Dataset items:
>>>>

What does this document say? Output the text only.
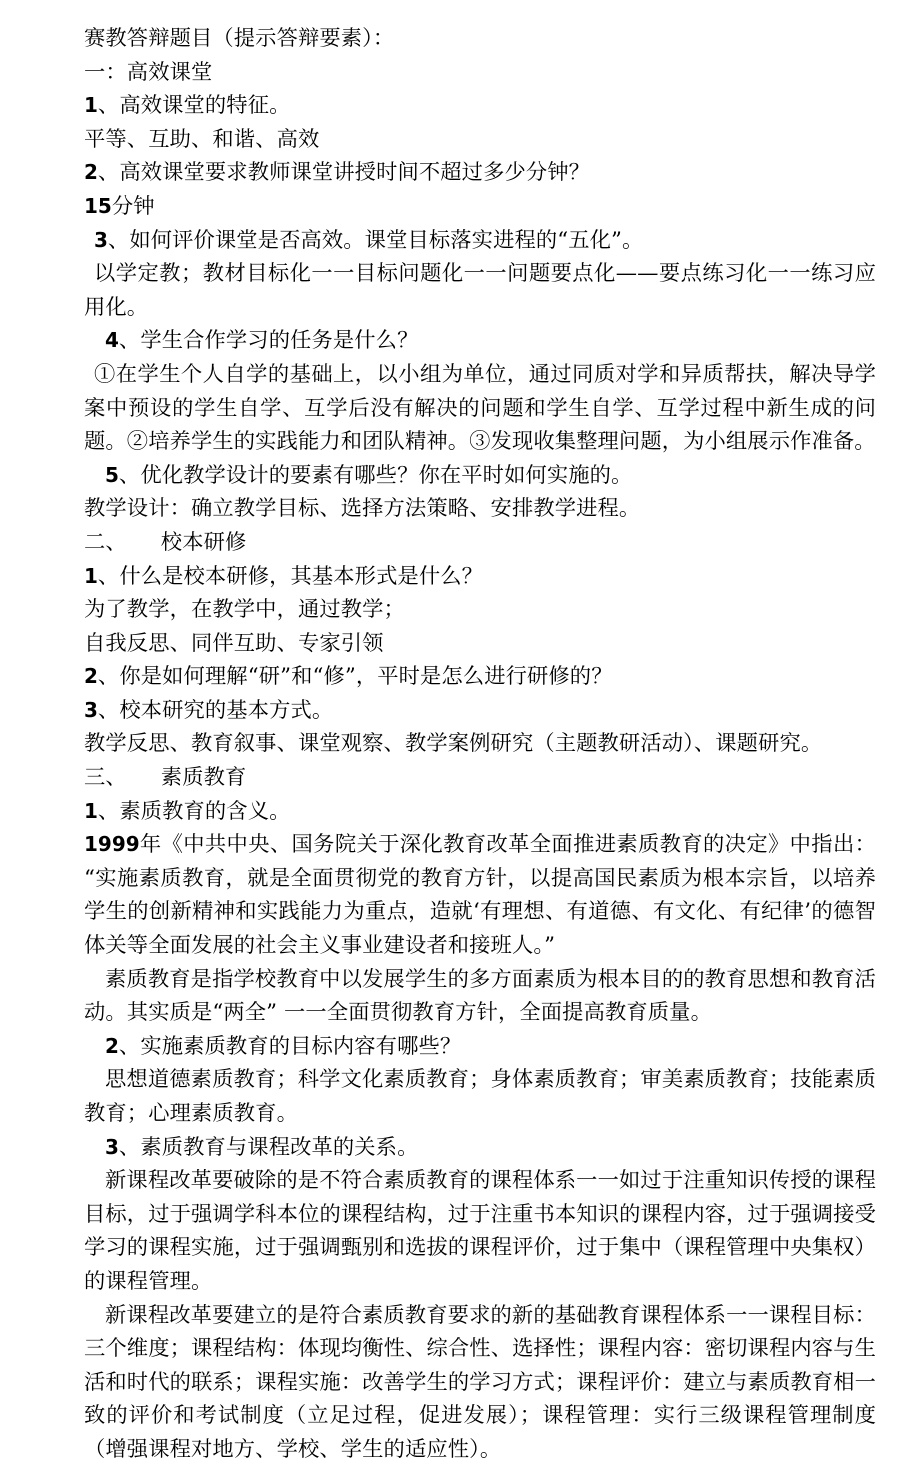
赛教答辩题目（提示答辩要素）：

一：高效课堂

1、高效课堂的特征。

平等、互助、和谐、高效

2、高效课堂要求教师课堂讲授时间不超过多少分钟？

15分钟

3、如何评价课堂是否高效。课堂目标落实进程的“五化”。

以学定教；教材目标化一一目标问题化一一问题要点化——要点练习化一一练习应用化。

4、学生合作学习的任务是什么？

①在学生个人自学的基础上，以小组为单位，通过同质对学和异质帮扶，解决导学案中预设的学生自学、互学后没有解决的问题和学生自学、互学过程中新生成的问题。②培养学生的实践能力和团队精神。③发现收集整理问题，为小组展示作准备。

5、优化教学设计的要素有哪些？你在平时如何实施的。

教学设计：确立教学目标、选择方法策略、安排教学进程。

二、 校本研修

1、什么是校本研修，其基本形式是什么？

为了教学，在教学中，通过教学；

自我反思、同伴互助、专家引领

2、你是如何理解“研”和“修”，平时是怎么进行研修的？

3、校本研究的基本方式。

教学反思、教育叙事、课堂观察、教学案例研究（主题教研活动）、课题研究。

三、 素质教育

1、素质教育的含义。

1999年《中共中央、国务院关于深化教育改革全面推进素质教育的决定》中指出：“实施素质教育，就是全面贯彻党的教育方针，以提高国民素质为根本宗旨，以培养学生的创新精神和实践能力为重点，造就‘有理想、有道德、有文化、有纪律’的德智体关等全面发展的社会主义事业建设者和接班人。”

素质教育是指学校教育中以发展学生的多方面素质为根本目的的教育思想和教育活动。其实质是“两全” 一一全面贯彻教育方针，全面提高教育质量。

2、实施素质教育的目标内容有哪些？

思想道德素质教育；科学文化素质教育；身体素质教育；审美素质教育；技能素质教育；心理素质教育。

3、素质教育与课程改革的关系。

新课程改革要破除的是不符合素质教育的课程体系一一如过于注重知识传授的课程目标，过于强调学科本位的课程结构，过于注重书本知识的课程内容，过于强调接受学习的课程实施，过于强调甄别和选拔的课程评价，过于集中（课程管理中央集权）的课程管理。

新课程改革要建立的是符合素质教育要求的新的基础教育课程体系一一课程目标：三个维度；课程结构：体现均衡性、综合性、选择性；课程内容：密切课程内容与生活和时代的联系；课程实施：改善学生的学习方式；课程评价：建立与素质教育相一致的评价和考试制度（立足过程，促进发展）；课程管理：实行三级课程管理制度（增强课程对地方、学校、学生的适应性）。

<<<<

PROBLEM TO SOLVE: Leave out the pictures and transcribe the entries above exactly.

WRITTEN RESPONSE:
What does this document say? Output the text only.
赛教答辩题目（提示答辩要素）：

一：高效课堂

1、高效课堂的特征。

平等、互助、和谐、高效

2、高效课堂要求教师课堂讲授时间不超过多少分钟？

15分钟

3、如何评价课堂是否高效。课堂目标落实进程的“五化”。

以学定教；教材目标化一一目标问题化一一问题要点化——要点练习化一一练习应用化。

4、学生合作学习的任务是什么？

①在学生个人自学的基础上，以小组为单位，通过同质对学和异质帮扶，解决导学案中预设的学生自学、互学后没有解决的问题和学生自学、互学过程中新生成的问题。②培养学生的实践能力和团队精神。③发现收集整理问题，为小组展示作准备。

5、优化教学设计的要素有哪些？你在平时如何实施的。

教学设计：确立教学目标、选择方法策略、安排教学进程。

二、 校本研修

1、什么是校本研修，其基本形式是什么？

为了教学，在教学中，通过教学；

自我反思、同伴互助、专家引领

2、你是如何理解“研”和“修”，平时是怎么进行研修的？

3、校本研究的基本方式。

教学反思、教育叙事、课堂观察、教学案例研究（主题教研活动）、课题研究。

三、 素质教育

1、素质教育的含义。

1999年《中共中央、国务院关于深化教育改革全面推进素质教育的决定》中指出：“实施素质教育，就是全面贯彻党的教育方针，以提高国民素质为根本宗旨，以培养学生的创新精神和实践能力为重点，造就‘有理想、有道德、有文化、有纪律’的德智体关等全面发展的社会主义事业建设者和接班人。”

素质教育是指学校教育中以发展学生的多方面素质为根本目的的教育思想和教育活动。其实质是“两全” 一一全面贯彻教育方针，全面提高教育质量。

2、实施素质教育的目标内容有哪些？

思想道德素质教育；科学文化素质教育；身体素质教育；审美素质教育；技能素质教育；心理素质教育。

3、素质教育与课程改革的关系。

新课程改革要破除的是不符合素质教育的课程体系一一如过于注重知识传授的课程目标，过于强调学科本位的课程结构，过于注重书本知识的课程内容，过于强调接受学习的课程实施，过于强调甄别和选拔的课程评价，过于集中（课程管理中央集权）的课程管理。

新课程改革要建立的是符合素质教育要求的新的基础教育课程体系一一课程目标：三个维度；课程结构：体现均衡性、综合性、选择性；课程内容：密切课程内容与生活和时代的联系；课程实施：改善学生的学习方式；课程评价：建立与素质教育相一致的评价和考试制度（立足过程，促进发展）；课程管理：实行三级课程管理制度（增强课程对地方、学校、学生的适应性）。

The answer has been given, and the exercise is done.